• Exercise
Wherever the string "this" occurs in a line of these records, report that line.
*** Provided material
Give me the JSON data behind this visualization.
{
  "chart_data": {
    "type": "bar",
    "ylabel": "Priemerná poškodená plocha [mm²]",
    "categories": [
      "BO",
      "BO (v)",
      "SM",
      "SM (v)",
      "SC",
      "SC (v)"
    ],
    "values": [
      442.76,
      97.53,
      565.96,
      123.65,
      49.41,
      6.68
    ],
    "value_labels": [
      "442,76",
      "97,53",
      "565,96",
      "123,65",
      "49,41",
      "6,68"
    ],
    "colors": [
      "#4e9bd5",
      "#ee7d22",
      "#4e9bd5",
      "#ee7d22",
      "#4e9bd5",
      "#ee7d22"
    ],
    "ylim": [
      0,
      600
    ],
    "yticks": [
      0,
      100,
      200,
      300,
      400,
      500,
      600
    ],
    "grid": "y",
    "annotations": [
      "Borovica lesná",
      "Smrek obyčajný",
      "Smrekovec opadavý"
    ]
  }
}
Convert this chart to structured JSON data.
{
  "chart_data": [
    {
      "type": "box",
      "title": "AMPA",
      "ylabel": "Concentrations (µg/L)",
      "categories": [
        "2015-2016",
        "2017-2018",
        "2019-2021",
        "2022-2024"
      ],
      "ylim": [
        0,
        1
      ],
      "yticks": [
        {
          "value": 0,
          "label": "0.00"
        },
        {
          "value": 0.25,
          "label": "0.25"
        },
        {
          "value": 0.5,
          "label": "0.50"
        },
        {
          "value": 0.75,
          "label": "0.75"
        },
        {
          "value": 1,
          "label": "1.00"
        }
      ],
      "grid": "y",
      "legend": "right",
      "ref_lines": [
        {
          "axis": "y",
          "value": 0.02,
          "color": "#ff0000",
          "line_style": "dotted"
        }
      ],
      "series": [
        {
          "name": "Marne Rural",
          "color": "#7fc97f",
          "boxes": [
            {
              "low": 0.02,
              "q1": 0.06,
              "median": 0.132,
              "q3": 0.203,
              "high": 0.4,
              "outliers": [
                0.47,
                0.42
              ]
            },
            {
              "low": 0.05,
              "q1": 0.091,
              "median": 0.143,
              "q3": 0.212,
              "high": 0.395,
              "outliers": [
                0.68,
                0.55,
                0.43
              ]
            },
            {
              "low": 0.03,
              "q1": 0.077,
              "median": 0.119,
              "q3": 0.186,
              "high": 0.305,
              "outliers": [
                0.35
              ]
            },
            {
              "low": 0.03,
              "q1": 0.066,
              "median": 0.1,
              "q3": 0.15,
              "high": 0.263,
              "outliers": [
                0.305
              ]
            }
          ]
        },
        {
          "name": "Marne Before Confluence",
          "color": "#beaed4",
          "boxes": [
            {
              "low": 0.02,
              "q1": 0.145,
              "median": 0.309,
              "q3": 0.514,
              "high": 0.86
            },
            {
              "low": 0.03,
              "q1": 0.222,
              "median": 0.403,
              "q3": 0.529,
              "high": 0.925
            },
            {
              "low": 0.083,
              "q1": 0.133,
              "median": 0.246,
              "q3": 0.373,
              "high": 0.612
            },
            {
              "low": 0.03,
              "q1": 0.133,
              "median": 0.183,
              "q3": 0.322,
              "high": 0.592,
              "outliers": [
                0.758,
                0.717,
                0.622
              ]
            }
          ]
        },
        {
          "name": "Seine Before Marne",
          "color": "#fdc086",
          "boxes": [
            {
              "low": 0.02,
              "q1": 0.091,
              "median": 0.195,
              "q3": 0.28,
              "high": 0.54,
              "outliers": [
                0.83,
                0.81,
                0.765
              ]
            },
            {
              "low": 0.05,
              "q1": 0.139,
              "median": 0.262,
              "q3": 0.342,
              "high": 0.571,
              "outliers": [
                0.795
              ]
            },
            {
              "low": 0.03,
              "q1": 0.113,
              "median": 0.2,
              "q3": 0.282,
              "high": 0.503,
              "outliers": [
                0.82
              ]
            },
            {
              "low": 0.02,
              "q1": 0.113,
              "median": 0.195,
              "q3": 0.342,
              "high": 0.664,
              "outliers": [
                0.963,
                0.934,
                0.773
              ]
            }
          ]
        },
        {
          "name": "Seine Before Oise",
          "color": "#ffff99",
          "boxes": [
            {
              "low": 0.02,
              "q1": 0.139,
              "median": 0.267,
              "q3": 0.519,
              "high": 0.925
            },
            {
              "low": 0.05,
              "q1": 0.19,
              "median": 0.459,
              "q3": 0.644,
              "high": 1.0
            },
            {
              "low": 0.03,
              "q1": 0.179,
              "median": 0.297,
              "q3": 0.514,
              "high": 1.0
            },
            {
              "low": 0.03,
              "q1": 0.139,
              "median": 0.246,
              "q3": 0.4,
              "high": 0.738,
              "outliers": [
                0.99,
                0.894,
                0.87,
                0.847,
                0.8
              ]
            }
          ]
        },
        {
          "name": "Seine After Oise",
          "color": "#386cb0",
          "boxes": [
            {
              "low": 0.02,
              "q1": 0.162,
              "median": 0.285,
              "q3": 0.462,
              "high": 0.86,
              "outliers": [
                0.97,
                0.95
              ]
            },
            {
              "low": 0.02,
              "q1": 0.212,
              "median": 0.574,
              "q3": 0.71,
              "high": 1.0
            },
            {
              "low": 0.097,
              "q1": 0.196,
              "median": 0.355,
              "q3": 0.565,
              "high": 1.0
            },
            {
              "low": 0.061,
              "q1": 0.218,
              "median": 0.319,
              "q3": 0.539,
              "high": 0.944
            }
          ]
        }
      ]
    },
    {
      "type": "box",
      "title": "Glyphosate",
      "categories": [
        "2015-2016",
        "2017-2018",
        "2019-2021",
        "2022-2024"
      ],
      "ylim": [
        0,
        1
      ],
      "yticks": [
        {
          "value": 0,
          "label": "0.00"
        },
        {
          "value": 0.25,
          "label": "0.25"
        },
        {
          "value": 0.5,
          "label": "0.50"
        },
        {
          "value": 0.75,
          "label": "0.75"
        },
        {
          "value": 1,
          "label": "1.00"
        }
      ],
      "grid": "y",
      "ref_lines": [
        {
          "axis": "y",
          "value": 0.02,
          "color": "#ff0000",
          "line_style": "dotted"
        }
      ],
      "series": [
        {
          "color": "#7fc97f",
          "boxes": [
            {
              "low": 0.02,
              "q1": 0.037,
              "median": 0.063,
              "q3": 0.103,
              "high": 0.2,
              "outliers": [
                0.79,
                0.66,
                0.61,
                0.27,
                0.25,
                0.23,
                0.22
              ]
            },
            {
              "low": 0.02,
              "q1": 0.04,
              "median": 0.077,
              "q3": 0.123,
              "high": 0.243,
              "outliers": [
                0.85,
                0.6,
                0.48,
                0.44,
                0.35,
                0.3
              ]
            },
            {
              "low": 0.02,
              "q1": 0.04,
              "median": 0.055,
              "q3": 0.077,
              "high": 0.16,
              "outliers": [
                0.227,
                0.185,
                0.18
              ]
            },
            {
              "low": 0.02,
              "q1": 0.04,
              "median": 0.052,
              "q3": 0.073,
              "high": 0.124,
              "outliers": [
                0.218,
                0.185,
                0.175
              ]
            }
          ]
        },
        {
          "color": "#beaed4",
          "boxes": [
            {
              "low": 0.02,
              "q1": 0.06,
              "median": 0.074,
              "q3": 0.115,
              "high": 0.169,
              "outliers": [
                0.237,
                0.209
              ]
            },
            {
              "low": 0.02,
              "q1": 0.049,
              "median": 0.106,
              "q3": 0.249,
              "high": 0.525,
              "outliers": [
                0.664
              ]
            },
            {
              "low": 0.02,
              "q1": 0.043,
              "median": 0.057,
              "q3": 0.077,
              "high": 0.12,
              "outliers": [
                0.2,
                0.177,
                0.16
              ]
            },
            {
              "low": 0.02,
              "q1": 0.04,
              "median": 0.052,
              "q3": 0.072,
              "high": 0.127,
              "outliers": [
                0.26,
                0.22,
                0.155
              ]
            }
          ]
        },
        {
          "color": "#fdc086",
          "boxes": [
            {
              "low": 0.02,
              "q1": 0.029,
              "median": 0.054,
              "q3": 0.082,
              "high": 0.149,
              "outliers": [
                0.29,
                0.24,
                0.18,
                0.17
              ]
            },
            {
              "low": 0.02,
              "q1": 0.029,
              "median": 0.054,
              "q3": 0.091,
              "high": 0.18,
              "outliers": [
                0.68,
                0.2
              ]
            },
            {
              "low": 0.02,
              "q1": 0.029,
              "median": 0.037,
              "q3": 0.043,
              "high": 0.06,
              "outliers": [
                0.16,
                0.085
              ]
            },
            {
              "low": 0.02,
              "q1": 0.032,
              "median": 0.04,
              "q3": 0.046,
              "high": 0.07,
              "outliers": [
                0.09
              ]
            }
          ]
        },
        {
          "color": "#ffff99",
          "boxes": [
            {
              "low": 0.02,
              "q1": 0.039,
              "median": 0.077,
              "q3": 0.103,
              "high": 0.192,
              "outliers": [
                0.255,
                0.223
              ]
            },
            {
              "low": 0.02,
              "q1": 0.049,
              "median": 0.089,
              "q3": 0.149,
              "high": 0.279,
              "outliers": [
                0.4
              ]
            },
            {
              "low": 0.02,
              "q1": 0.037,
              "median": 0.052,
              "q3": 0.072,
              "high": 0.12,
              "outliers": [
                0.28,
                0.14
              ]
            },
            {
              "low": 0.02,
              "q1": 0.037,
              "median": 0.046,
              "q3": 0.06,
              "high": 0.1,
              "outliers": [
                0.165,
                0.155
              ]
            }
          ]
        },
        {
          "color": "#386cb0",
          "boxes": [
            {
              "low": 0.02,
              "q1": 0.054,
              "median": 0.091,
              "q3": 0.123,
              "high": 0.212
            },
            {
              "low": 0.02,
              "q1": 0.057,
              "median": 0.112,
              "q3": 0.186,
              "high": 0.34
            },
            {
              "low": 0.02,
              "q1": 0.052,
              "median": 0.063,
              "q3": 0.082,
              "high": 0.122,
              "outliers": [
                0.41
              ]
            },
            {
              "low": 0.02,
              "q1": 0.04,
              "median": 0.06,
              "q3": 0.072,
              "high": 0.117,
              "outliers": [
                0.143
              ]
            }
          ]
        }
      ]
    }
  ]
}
******
• Response below
Give me the JSON data behind this visualization.
Convert this chart to structured JSON data.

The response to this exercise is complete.